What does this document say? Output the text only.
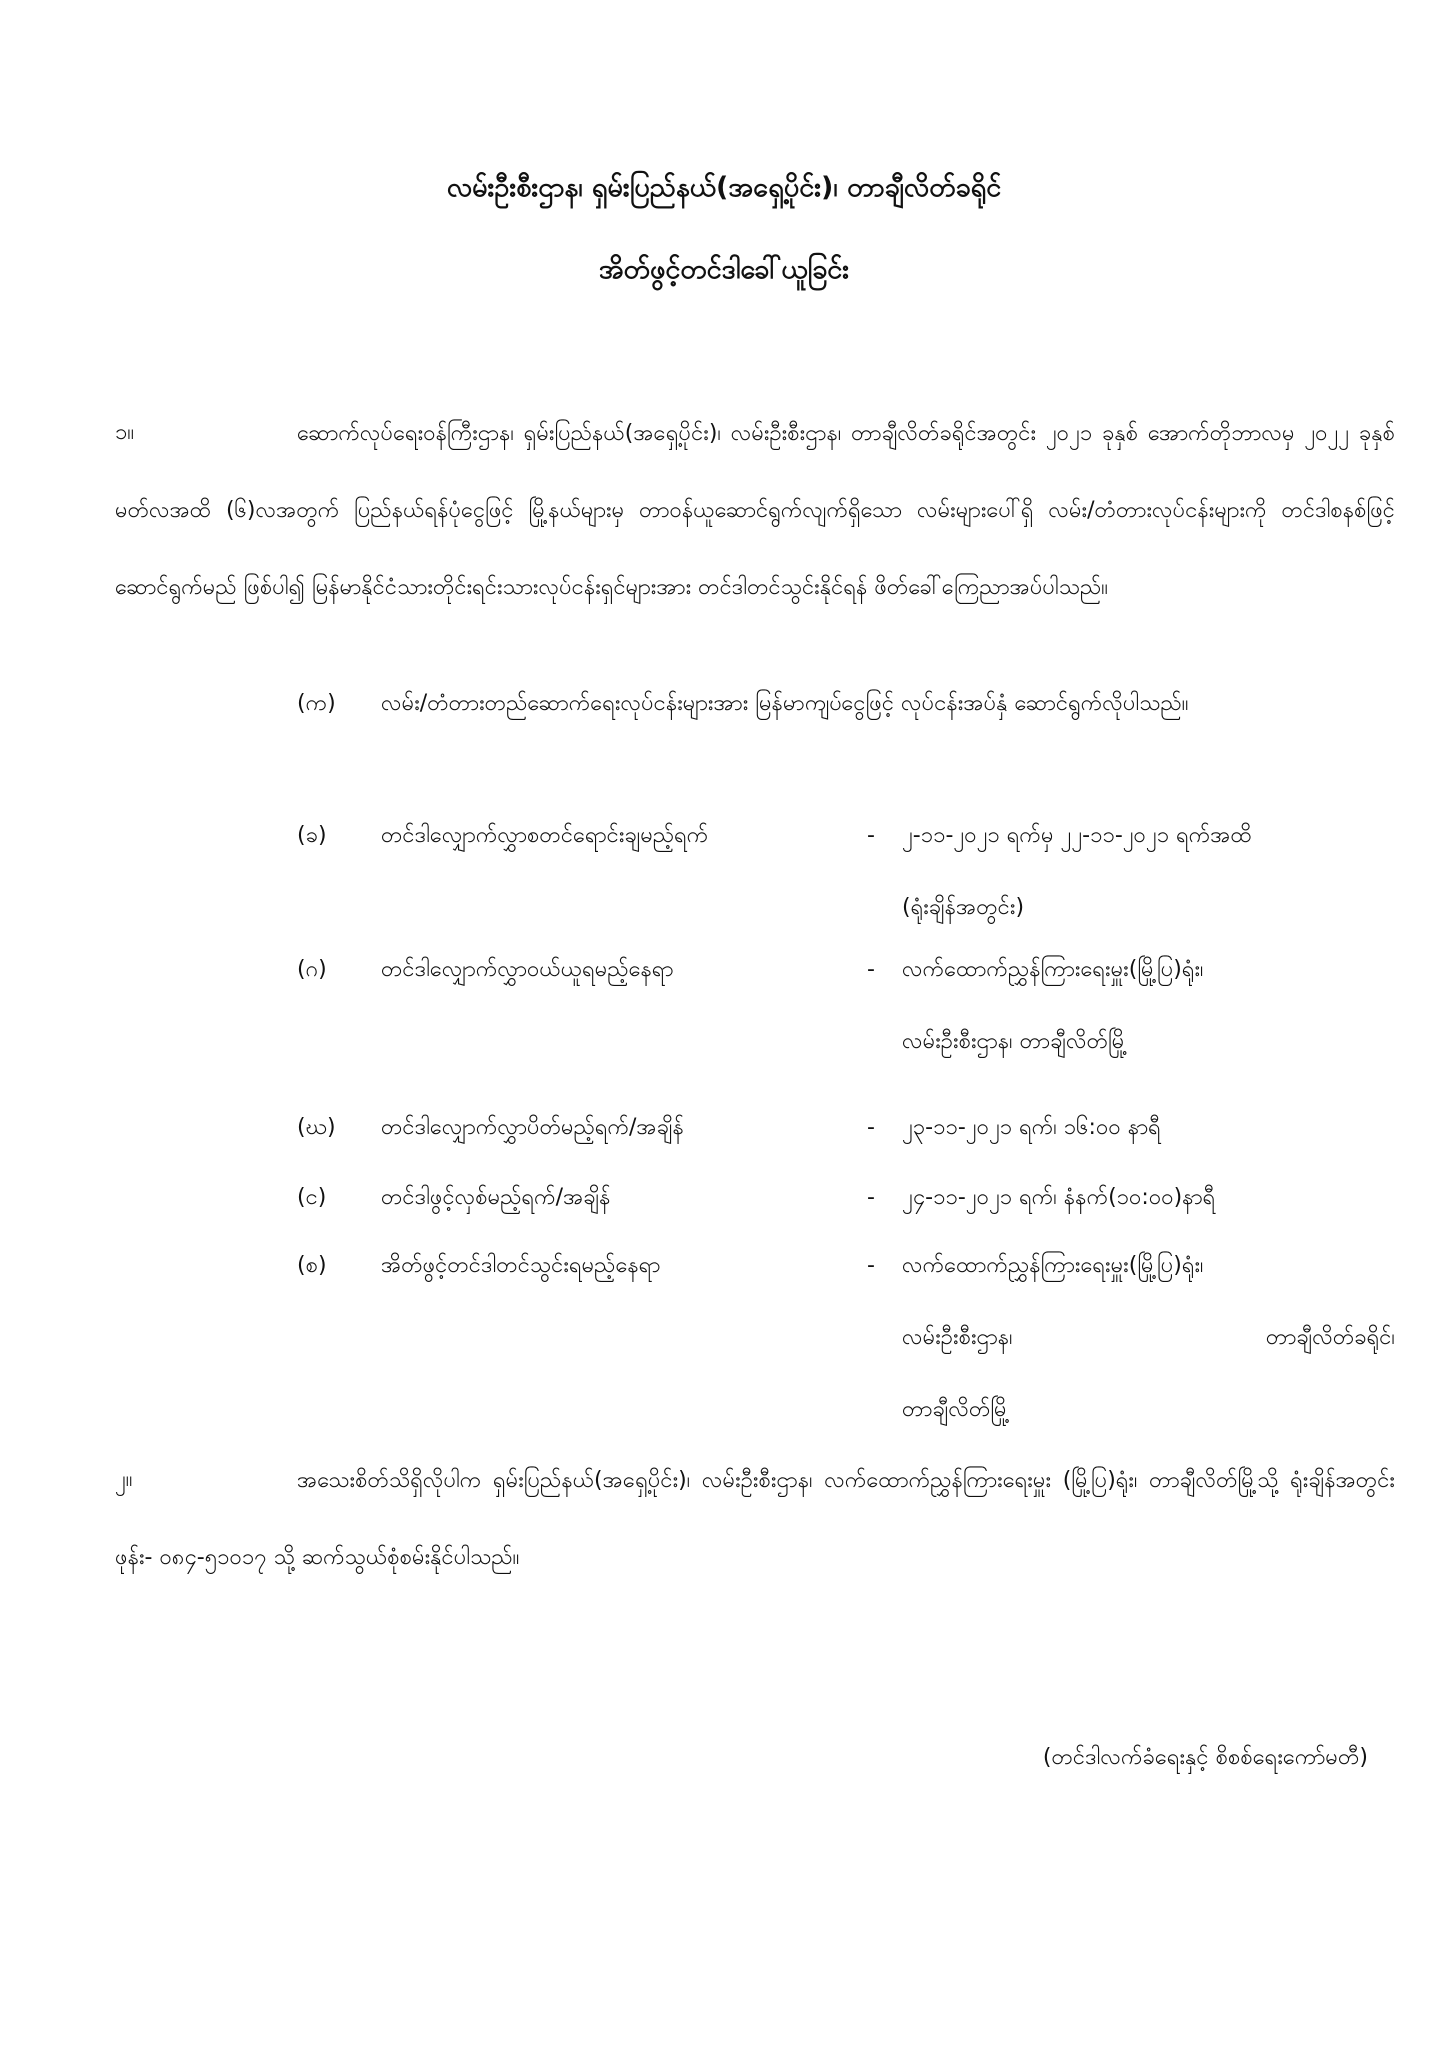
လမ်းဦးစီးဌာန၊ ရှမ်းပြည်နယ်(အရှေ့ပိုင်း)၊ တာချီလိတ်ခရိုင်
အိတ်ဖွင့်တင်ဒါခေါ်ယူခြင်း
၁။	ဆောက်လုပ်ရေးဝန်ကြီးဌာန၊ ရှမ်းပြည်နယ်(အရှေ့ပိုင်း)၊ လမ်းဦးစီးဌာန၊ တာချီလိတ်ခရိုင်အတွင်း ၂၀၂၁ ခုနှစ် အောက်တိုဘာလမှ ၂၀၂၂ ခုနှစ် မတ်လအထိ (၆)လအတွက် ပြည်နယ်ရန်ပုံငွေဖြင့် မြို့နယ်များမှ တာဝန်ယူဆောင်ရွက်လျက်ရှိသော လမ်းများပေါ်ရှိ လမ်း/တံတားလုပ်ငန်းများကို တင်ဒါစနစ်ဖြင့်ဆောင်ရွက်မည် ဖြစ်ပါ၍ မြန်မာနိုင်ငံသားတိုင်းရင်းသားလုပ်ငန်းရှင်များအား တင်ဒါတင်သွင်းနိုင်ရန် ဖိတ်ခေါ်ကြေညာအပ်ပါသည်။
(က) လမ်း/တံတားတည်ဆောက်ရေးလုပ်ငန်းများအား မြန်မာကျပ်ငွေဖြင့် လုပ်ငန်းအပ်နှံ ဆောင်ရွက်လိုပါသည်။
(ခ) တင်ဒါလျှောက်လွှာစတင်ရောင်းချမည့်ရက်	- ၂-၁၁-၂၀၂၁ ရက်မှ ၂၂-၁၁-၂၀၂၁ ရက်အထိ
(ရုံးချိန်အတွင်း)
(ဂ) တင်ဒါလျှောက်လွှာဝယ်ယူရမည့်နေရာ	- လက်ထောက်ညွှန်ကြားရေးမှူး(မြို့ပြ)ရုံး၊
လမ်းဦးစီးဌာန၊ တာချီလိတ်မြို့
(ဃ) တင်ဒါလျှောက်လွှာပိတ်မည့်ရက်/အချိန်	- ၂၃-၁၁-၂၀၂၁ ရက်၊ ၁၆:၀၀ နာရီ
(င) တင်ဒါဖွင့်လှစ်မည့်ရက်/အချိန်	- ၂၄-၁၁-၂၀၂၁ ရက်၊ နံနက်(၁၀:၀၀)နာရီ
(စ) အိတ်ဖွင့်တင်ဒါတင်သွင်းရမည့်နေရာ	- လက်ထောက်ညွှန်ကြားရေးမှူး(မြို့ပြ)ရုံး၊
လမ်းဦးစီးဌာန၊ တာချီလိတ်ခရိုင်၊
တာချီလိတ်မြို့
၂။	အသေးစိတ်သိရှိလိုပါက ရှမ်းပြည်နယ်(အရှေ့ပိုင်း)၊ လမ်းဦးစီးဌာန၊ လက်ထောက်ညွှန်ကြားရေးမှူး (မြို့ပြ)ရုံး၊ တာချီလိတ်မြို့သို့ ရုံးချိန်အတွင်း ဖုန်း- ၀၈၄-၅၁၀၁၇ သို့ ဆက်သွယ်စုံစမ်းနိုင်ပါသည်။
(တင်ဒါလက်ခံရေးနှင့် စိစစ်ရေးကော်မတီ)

════════════════

Each entry shown above must be quoted exactly, with its pictures left out.

What does this document say? Output the text only.
လမ်းဦးစီးဌာန၊ ရှမ်းပြည်နယ်(အရှေ့ပိုင်း)၊ တာချီလိတ်ခရိုင်
အိတ်ဖွင့်တင်ဒါခေါ်ယူခြင်း
၁။	ဆောက်လုပ်ရေးဝန်ကြီးဌာန၊ ရှမ်းပြည်နယ်(အရှေ့ပိုင်း)၊ လမ်းဦးစီးဌာန၊ တာချီလိတ်ခရိုင်အတွင်း ၂၀၂၁ ခုနှစ် အောက်တိုဘာလမှ ၂၀၂၂ ခုနှစ် မတ်လအထိ (၆)လအတွက် ပြည်နယ်ရန်ပုံငွေဖြင့် မြို့နယ်များမှ တာဝန်ယူဆောင်ရွက်လျက်ရှိသော လမ်းများပေါ်ရှိ လမ်း/တံတားလုပ်ငန်းများကို တင်ဒါစနစ်ဖြင့်ဆောင်ရွက်မည် ဖြစ်ပါ၍ မြန်မာနိုင်ငံသားတိုင်းရင်းသားလုပ်ငန်းရှင်များအား တင်ဒါတင်သွင်းနိုင်ရန် ဖိတ်ခေါ်ကြေညာအပ်ပါသည်။
(က) လမ်း/တံတားတည်ဆောက်ရေးလုပ်ငန်းများအား မြန်မာကျပ်ငွေဖြင့် လုပ်ငန်းအပ်နှံ ဆောင်ရွက်လိုပါသည်။
(ခ) တင်ဒါလျှောက်လွှာစတင်ရောင်းချမည့်ရက်	- ၂-၁၁-၂၀၂၁ ရက်မှ ၂၂-၁၁-၂၀၂၁ ရက်အထိ
(ရုံးချိန်အတွင်း)
(ဂ) တင်ဒါလျှောက်လွှာဝယ်ယူရမည့်နေရာ	- လက်ထောက်ညွှန်ကြားရေးမှူး(မြို့ပြ)ရုံး၊
လမ်းဦးစီးဌာန၊ တာချီလိတ်မြို့
(ဃ) တင်ဒါလျှောက်လွှာပိတ်မည့်ရက်/အချိန်	- ၂၃-၁၁-၂၀၂၁ ရက်၊ ၁၆:၀၀ နာရီ
(င) တင်ဒါဖွင့်လှစ်မည့်ရက်/အချိန်	- ၂၄-၁၁-၂၀၂၁ ရက်၊ နံနက်(၁၀:၀၀)နာရီ
(စ) အိတ်ဖွင့်တင်ဒါတင်သွင်းရမည့်နေရာ	- လက်ထောက်ညွှန်ကြားရေးမှူး(မြို့ပြ)ရုံး၊
လမ်းဦးစီးဌာန၊ တာချီလိတ်ခရိုင်၊
တာချီလိတ်မြို့
၂။	အသေးစိတ်သိရှိလိုပါက ရှမ်းပြည်နယ်(အရှေ့ပိုင်း)၊ လမ်းဦးစီးဌာန၊ လက်ထောက်ညွှန်ကြားရေးမှူး (မြို့ပြ)ရုံး၊ တာချီလိတ်မြို့သို့ ရုံးချိန်အတွင်း ဖုန်း- ၀၈၄-၅၁၀၁၇ သို့ ဆက်သွယ်စုံစမ်းနိုင်ပါသည်။
(တင်ဒါလက်ခံရေးနှင့် စိစစ်ရေးကော်မတီ)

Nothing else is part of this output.